__DATASET ENTRIES__
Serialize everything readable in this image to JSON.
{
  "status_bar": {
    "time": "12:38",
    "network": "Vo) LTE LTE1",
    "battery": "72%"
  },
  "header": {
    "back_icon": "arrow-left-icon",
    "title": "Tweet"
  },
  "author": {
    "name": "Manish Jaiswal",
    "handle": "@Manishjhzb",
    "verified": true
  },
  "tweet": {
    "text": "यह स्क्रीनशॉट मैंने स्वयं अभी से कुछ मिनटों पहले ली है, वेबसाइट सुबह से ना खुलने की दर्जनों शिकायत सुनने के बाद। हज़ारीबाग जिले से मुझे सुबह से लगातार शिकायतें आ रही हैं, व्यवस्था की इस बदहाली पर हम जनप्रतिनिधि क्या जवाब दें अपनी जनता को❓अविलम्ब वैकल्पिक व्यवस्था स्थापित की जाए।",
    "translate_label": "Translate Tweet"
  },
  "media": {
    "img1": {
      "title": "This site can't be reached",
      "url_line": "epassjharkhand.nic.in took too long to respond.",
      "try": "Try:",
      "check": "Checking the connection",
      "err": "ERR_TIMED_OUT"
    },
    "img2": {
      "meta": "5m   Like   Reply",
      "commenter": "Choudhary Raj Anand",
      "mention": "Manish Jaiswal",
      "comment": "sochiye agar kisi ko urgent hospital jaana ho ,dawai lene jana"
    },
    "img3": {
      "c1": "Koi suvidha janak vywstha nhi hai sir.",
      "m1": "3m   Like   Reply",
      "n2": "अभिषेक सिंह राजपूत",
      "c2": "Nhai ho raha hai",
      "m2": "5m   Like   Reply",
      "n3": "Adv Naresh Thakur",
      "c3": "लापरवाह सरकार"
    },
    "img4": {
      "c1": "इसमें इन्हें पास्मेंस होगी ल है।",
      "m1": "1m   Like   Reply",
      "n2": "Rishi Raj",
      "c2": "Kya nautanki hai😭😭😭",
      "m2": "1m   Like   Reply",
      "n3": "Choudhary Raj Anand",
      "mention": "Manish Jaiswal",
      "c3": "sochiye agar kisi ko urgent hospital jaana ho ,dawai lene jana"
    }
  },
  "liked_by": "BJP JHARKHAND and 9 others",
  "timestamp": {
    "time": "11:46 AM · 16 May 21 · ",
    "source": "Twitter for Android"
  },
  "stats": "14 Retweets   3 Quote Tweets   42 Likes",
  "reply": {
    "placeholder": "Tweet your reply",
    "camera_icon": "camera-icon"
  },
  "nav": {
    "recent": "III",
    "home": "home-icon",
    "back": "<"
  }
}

__TASK STATEMENT__
Write out the complete set of records exactly as given.

__SOLUTION__
Serialize everything readable in this image to JSON.
{
  "status_bar": {
    "time": "12:38",
    "network": "Vo) LTE LTE1",
    "battery": "72%"
  },
  "header": {
    "back_icon": "arrow-left-icon",
    "title": "Tweet"
  },
  "author": {
    "name": "Manish Jaiswal",
    "handle": "@Manishjhzb",
    "verified": true
  },
  "tweet": {
    "text": "यह स्क्रीनशॉट मैंने स्वयं अभी से कुछ मिनटों पहले ली है, वेबसाइट सुबह से ना खुलने की दर्जनों शिकायत सुनने के बाद। हज़ारीबाग जिले से मुझे सुबह से लगातार शिकायतें आ रही हैं, व्यवस्था की इस बदहाली पर हम जनप्रतिनिधि क्या जवाब दें अपनी जनता को❓अविलम्ब वैकल्पिक व्यवस्था स्थापित की जाए।",
    "translate_label": "Translate Tweet"
  },
  "media": {
    "img1": {
      "title": "This site can't be reached",
      "url_line": "epassjharkhand.nic.in took too long to respond.",
      "try": "Try:",
      "check": "Checking the connection",
      "err": "ERR_TIMED_OUT"
    },
    "img2": {
      "meta": "5m   Like   Reply",
      "commenter": "Choudhary Raj Anand",
      "mention": "Manish Jaiswal",
      "comment": "sochiye agar kisi ko urgent hospital jaana ho ,dawai lene jana"
    },
    "img3": {
      "c1": "Koi suvidha janak vywstha nhi hai sir.",
      "m1": "3m   Like   Reply",
      "n2": "अभिषेक सिंह राजपूत",
      "c2": "Nhai ho raha hai",
      "m2": "5m   Like   Reply",
      "n3": "Adv Naresh Thakur",
      "c3": "लापरवाह सरकार"
    },
    "img4": {
      "c1": "इसमें इन्हें पास्मेंस होगी ल है।",
      "m1": "1m   Like   Reply",
      "n2": "Rishi Raj",
      "c2": "Kya nautanki hai😭😭😭",
      "m2": "1m   Like   Reply",
      "n3": "Choudhary Raj Anand",
      "mention": "Manish Jaiswal",
      "c3": "sochiye agar kisi ko urgent hospital jaana ho ,dawai lene jana"
    }
  },
  "liked_by": "BJP JHARKHAND and 9 others",
  "timestamp": {
    "time": "11:46 AM · 16 May 21 · ",
    "source": "Twitter for Android"
  },
  "stats": "14 Retweets   3 Quote Tweets   42 Likes",
  "reply": {
    "placeholder": "Tweet your reply",
    "camera_icon": "camera-icon"
  },
  "nav": {
    "recent": "III",
    "home": "home-icon",
    "back": "<"
  }
}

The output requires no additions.